— Data supplied —
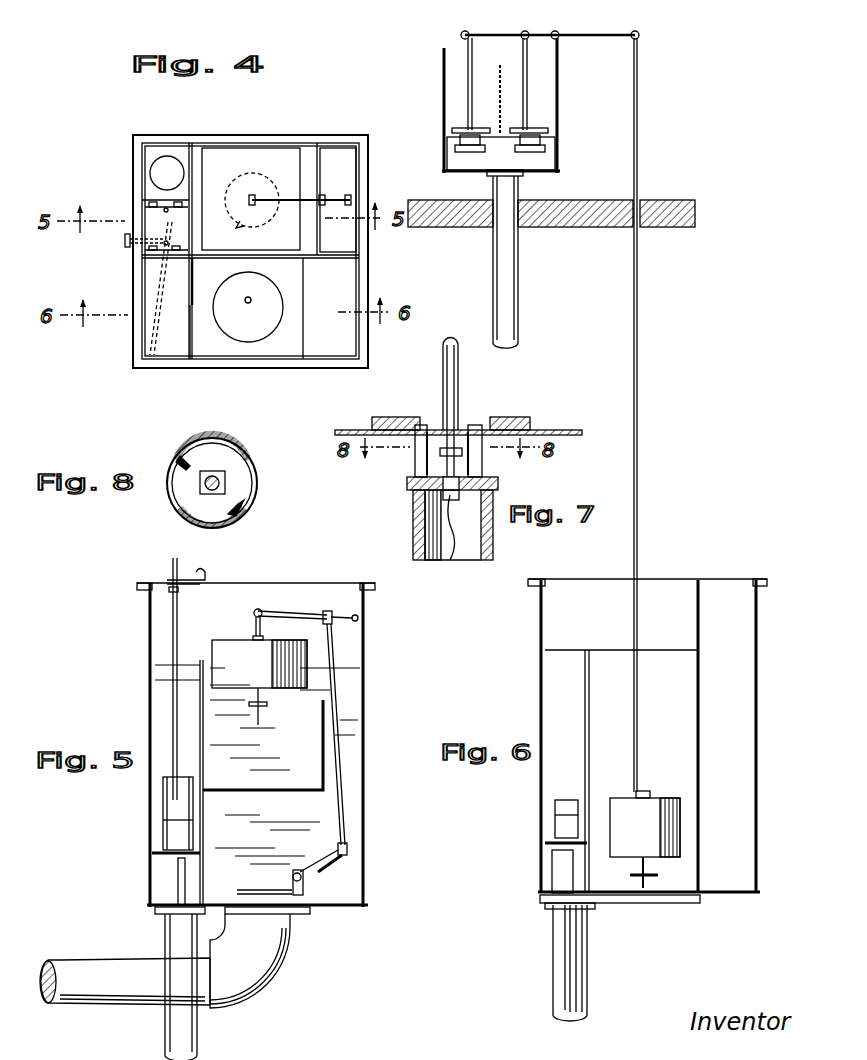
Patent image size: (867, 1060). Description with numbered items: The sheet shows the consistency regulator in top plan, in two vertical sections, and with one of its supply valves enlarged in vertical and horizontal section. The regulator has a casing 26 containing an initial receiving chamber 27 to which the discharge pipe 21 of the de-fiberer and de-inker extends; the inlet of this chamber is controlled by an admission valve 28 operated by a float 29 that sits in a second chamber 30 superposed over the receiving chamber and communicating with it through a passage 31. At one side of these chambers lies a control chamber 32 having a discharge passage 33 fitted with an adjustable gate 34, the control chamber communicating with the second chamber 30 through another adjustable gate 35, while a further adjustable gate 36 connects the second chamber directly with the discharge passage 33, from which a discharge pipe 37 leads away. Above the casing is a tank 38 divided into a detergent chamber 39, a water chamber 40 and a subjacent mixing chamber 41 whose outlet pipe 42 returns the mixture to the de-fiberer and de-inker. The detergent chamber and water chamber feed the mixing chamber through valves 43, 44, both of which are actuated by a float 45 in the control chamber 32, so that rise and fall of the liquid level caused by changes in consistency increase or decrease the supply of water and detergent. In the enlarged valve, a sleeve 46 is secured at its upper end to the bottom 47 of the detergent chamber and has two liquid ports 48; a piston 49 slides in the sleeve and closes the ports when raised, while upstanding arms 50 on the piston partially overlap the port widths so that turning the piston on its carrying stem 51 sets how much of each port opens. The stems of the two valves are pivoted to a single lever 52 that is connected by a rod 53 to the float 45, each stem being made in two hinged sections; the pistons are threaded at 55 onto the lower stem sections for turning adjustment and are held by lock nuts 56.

In FIG. 5, the discharge pipe 21 is at (122, 963).
In FIG. 4, the casing 26 is at (168, 140).
In FIG. 5, the casing 26 is at (147, 650).
In FIG. 6, the casing 26 is at (539, 805).
In FIG. 4, the initial receiving chamber 27 is at (322, 160).
In FIG. 5, the initial receiving chamber 27 is at (228, 905).
In FIG. 4, the admission valve 28 is at (300, 221).
In FIG. 5, the admission valve 28 is at (300, 905).
In FIG. 4, the operating float 29 is at (253, 153).
In FIG. 5, the operating float 29 is at (259, 682).
In FIG. 4, the second chamber 30 is at (196, 150).
In FIG. 5, the second chamber 30 is at (302, 740).
In FIG. 6, the second chamber 30 is at (621, 771).
In FIG. 4, the passage 31 is at (160, 170).
In FIG. 5, the passage 31 is at (352, 772).
In FIG. 4, the control chamber 32 is at (290, 345).
In FIG. 6, the control chamber 32 is at (622, 890).
In FIG. 4, the discharge passage 33 is at (190, 330).
In FIG. 5, the discharge passage 33 is at (190, 875).
In FIG. 6, the discharge passage 33 is at (565, 905).
In FIG. 4, the adjustable gate 34 is at (150, 283).
In FIG. 5, the adjustable gate 34 is at (180, 893).
In FIG. 6, the adjustable gate 34 is at (565, 872).
In FIG. 4, the adjustable gate 35 is at (175, 255).
In FIG. 6, the adjustable gate 35 is at (560, 815).
In FIG. 4, the adjustable gate 36 is at (150, 200).
In FIG. 5, the adjustable gate 36 is at (178, 812).
In FIG. 5, the discharge pipe 37 is at (172, 1030).
In FIG. 6, the discharge pipe 37 is at (555, 965).
In FIG. 6, the tank 38 is at (558, 122).
In FIG. 6, the detergent chamber 39 is at (455, 82).
In FIG. 6, the water chamber 40 is at (530, 88).
In FIG. 6, the detergent and water mixing chamber 41 is at (545, 150).
In FIG. 6, the outlet pipe 42 is at (520, 310).
In FIG. 7, the valve 43 is at (412, 530).
In FIG. 6, the valve 43 is at (462, 155).
In FIG. 6, the valve 44 is at (551, 202).
In FIG. 4, the float 45 is at (248, 307).
In FIG. 6, the float 45 is at (645, 839).
In FIG. 8, the sleeve 46 is at (214, 444).
In FIG. 7, the sleeve 46 is at (498, 480).
In FIG. 7, the bottom 47 is at (540, 428).
In FIG. 6, the bottom 47 is at (545, 158).
In FIG. 8, the liquid ports 48 is at (254, 468).
In FIG. 7, the liquid ports 48 is at (418, 456).
In FIG. 8, the piston 49 is at (238, 491).
In FIG. 7, the piston 49 is at (470, 545).
In FIG. 8, the upstanding arms 50 is at (184, 470).
In FIG. 7, the upstanding arms 50 is at (437, 432).
In FIG. 7, the stem 51 is at (456, 392).
In FIG. 6, the stem 51 is at (465, 110).
In FIG. 6, the lever 52 is at (632, 33).
In FIG. 6, the rod 53 is at (638, 152).
In FIG. 7, the threads 55 is at (450, 553).
In FIG. 8, the lock nuts 56 is at (200, 486).
In FIG. 7, the lock nuts 56 is at (415, 498).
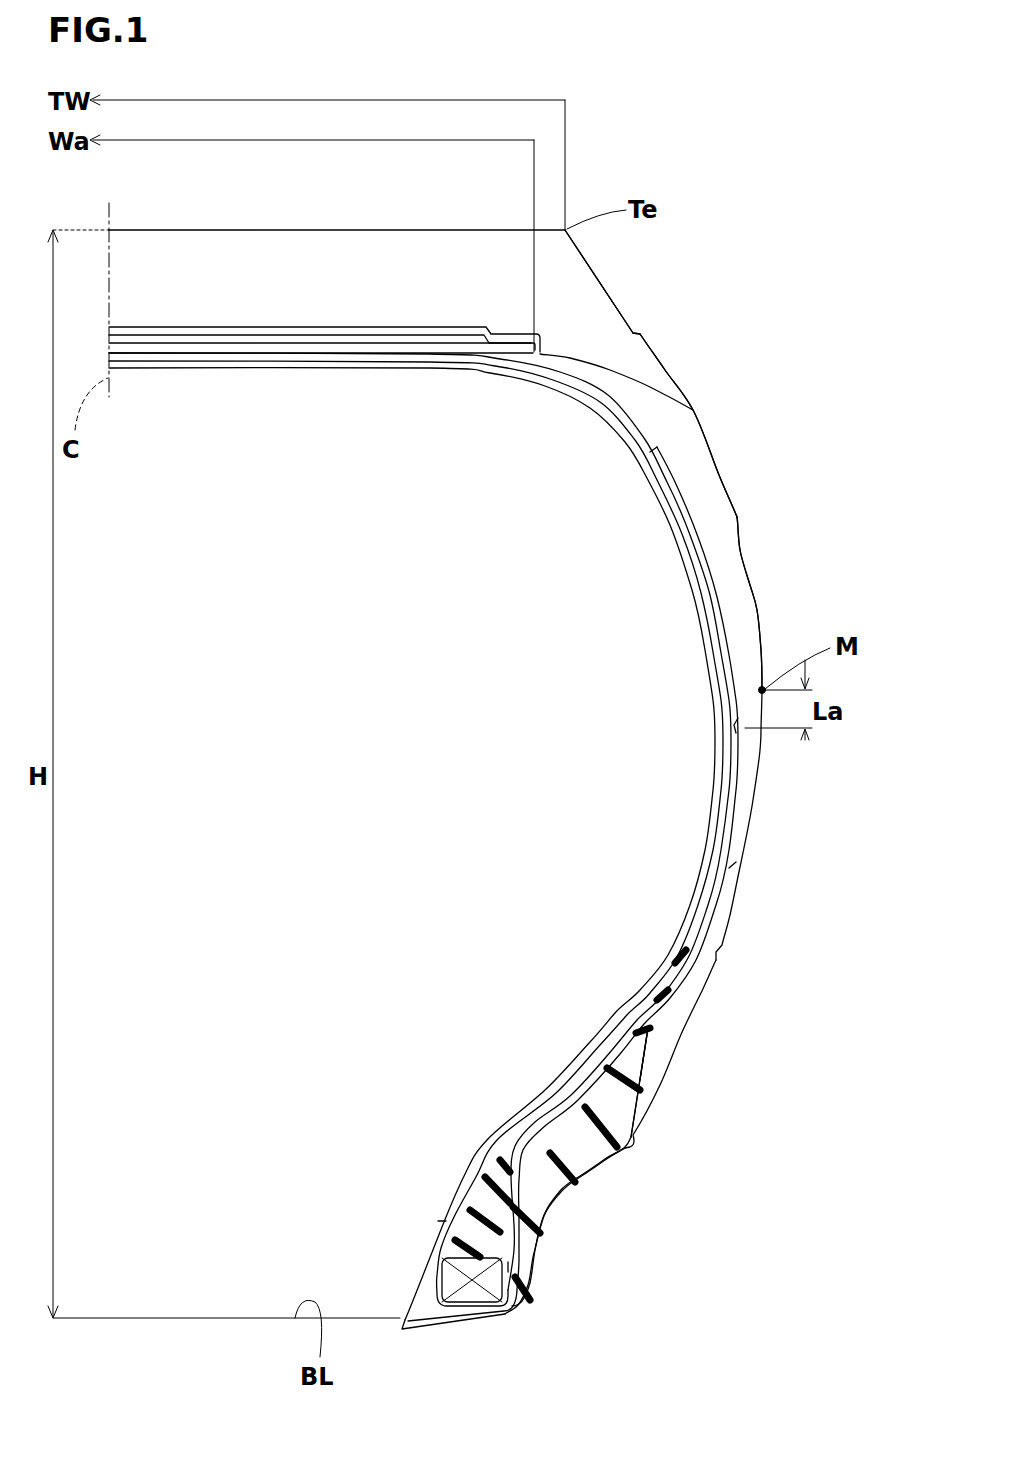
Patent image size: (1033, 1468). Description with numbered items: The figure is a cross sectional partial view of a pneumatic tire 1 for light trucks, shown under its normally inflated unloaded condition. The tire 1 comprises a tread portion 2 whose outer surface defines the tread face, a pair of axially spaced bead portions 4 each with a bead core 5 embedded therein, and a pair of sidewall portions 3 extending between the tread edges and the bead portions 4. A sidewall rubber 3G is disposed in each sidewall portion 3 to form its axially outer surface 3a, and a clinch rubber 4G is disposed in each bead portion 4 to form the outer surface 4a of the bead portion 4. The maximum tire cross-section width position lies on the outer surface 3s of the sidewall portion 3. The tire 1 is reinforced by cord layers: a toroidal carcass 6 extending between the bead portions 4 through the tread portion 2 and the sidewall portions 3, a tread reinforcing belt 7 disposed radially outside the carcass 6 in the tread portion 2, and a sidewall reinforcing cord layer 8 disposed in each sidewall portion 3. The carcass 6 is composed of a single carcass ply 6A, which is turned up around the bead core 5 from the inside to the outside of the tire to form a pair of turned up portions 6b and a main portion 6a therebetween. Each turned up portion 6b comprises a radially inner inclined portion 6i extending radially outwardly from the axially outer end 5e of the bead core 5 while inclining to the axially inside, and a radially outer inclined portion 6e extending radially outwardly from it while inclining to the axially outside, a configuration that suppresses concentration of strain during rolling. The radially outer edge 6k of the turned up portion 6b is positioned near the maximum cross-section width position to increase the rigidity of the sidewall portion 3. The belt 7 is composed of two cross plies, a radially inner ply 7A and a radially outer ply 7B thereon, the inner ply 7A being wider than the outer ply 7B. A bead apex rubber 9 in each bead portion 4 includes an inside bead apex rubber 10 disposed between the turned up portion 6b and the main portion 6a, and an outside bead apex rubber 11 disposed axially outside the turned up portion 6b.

The pneumatic tire 1 is at (710, 154).
The tread portion 2 is at (405, 214).
The sidewall portion 3 is at (800, 493).
The axially outer surface of the sidewall portion 3a is at (723, 468).
The outer surface of the sidewall portion 3s is at (758, 610).
The sidewall rubber 3G is at (718, 905).
The bead portion 4 is at (679, 1242).
The outer surface of the bead portion 4a is at (563, 1200).
The clinch rubber 4G is at (632, 1140).
The bead core 5 is at (455, 1277).
The axially outer end of the bead core 5e is at (512, 1262).
The carcass 6 is at (720, 803).
The carcass ply 6A is at (460, 952).
The main portion 6a is at (573, 1078).
The turned up portion 6b is at (640, 1022).
The radially outer inclined portion 6e is at (655, 1033).
The radially inner inclined portion 6i is at (510, 1243).
The radially outer edge of the turned up portion 6k is at (733, 725).
The tread reinforcing belt 7 is at (428, 350).
The radially inner ply 7A is at (360, 347).
The radially outer ply 7B is at (310, 340).
The sidewall reinforcing cord layer 8 is at (716, 527).
The bead apex rubber 9 is at (355, 1082).
The inside bead apex rubber 10 is at (488, 1207).
The outside bead apex rubber 11 is at (553, 1132).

— Exercise —
Please arrange the items from the start through the line holding "In FIG. 5, the discharge pipe 21", inclusive, as a two-column CSV with the columns entry and reply. Give one row per entry, put each value in a single quoted field with line breaks changed to spaces, and leave the pictures out.

— Written response —
entry,reply
"Patent image size: (867, 1060). Description with numbered items: The sheet shows the consistency regulator in top plan, in two vertical sections, and with one of its supply valves enlarged in vertical and horizontal section. The regulator has a casing 26 containing an initial receiving chamber 27 to which the discharge pipe 21 of the de-fiberer and de-inker extends; the inlet of this chamber is controlled by an admission valve 28 operated by a float 29 that sits in a second chamber 30 superposed over the receiving chamber and communicating with it through a passage 31. At one side of these chambers lies a control chamber 32 having a discharge passage 33 fitted with an adjustable gate 34, the control chamber communicating with the second chamber 30 through another adjustable gate 35, while a further adjustable gate 36 connects the second chamber directly with the discharge passage 33, from which a discharge pipe 37 leads away. Above the casing is a tank 38 divided into a detergent chamber 39, a water chamber 40 and a subjacent mixing chamber 41 whose outlet pipe 42 returns the mixture to the de-fiberer and de-inker. The detergent chamber and water chamber feed the mixing chamber through valves 43, 44, both of which are actuated by a float 45 in the control chamber 32, so that rise and fall of the liquid level caused by changes in consistency increase or decrease the supply of water and detergent. In the enlarged valve, a sleeve 46 is secured at its upper end to the bottom 47 of the detergent chamber and has two liquid ports 48; a piston 49 slides in the sleeve and closes the ports when raised, while upstanding arms 50 on the piston partially overlap the port widths so that turning the piston on its carrying stem 51 sets how much of each port opens. The stems of the two valves are pivoted to a single lever 52 that is connected by a rod 53 to the float 45, each stem being made in two hinged sections; the pistons are threaded at 55 onto the lower stem sections for turning adjustment and are held by lock nuts 56.","In FIG. 5, the discharge pipe 21 is at (122, 963)."